◆ **Problem to solve**
Repeat the entries below exactly as they appear, with no pictures.
»»
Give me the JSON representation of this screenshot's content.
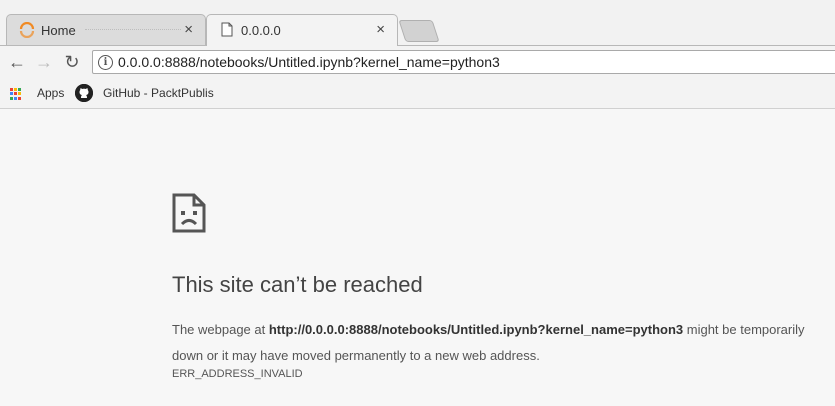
{
  "tabs": [
    {
      "title": "Home",
      "close": "×"
    },
    {
      "title": "0.0.0.0",
      "close": "×"
    }
  ],
  "toolbar": {
    "back": "←",
    "forward": "→",
    "reload": "↻",
    "info_icon": "i",
    "url": "0.0.0.0:8888/notebooks/Untitled.ipynb?kernel_name=python3"
  },
  "bookmarks": [
    {
      "label": "Apps",
      "icon": "apps-grid-icon"
    },
    {
      "label": "GitHub - PacktPublis",
      "icon": "github-icon"
    }
  ],
  "error": {
    "heading": "This site can’t be reached",
    "desc_prefix": "The webpage at ",
    "desc_url": "http://0.0.0.0:8888/notebooks/Untitled.ipynb?kernel_name=python3",
    "desc_suffix": " might be temporarily down or it may have moved permanently to a new web address.",
    "code": "ERR_ADDRESS_INVALID"
  },
  "colors": {
    "spinner": "#f08a24",
    "apps_grid": [
      "#e94235",
      "#fbbc04",
      "#34a853",
      "#4285f4"
    ]
  }
}
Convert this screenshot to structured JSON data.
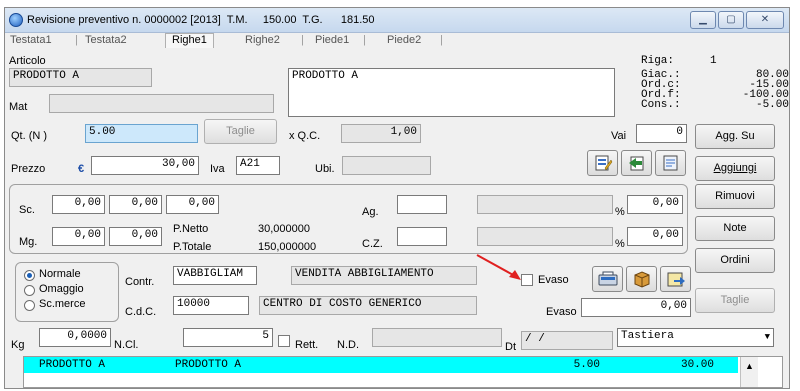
««
◆ **Exercise answer**
Give me the JSON representation of this screenshot's content.
{
  "tabs": [
    {
      "title": "Home",
      "close": "×"
    },
    {
      "title": "0.0.0.0",
      "close": "×"
    }
  ],
  "toolbar": {
    "back": "←",
    "forward": "→",
    "reload": "↻",
    "info_icon": "i",
    "url": "0.0.0.0:8888/notebooks/Untitled.ipynb?kernel_name=python3"
  },
  "bookmarks": [
    {
      "label": "Apps",
      "icon": "apps-grid-icon"
    },
    {
      "label": "GitHub - PacktPublis",
      "icon": "github-icon"
    }
  ],
  "error": {
    "heading": "This site can’t be reached",
    "desc_prefix": "The webpage at ",
    "desc_url": "http://0.0.0.0:8888/notebooks/Untitled.ipynb?kernel_name=python3",
    "desc_suffix": " might be temporarily down or it may have moved permanently to a new web address.",
    "code": "ERR_ADDRESS_INVALID"
  },
  "colors": {
    "spinner": "#f08a24",
    "apps_grid": [
      "#e94235",
      "#fbbc04",
      "#34a853",
      "#4285f4"
    ]
  }
}
Convert this screenshot to structured JSON data.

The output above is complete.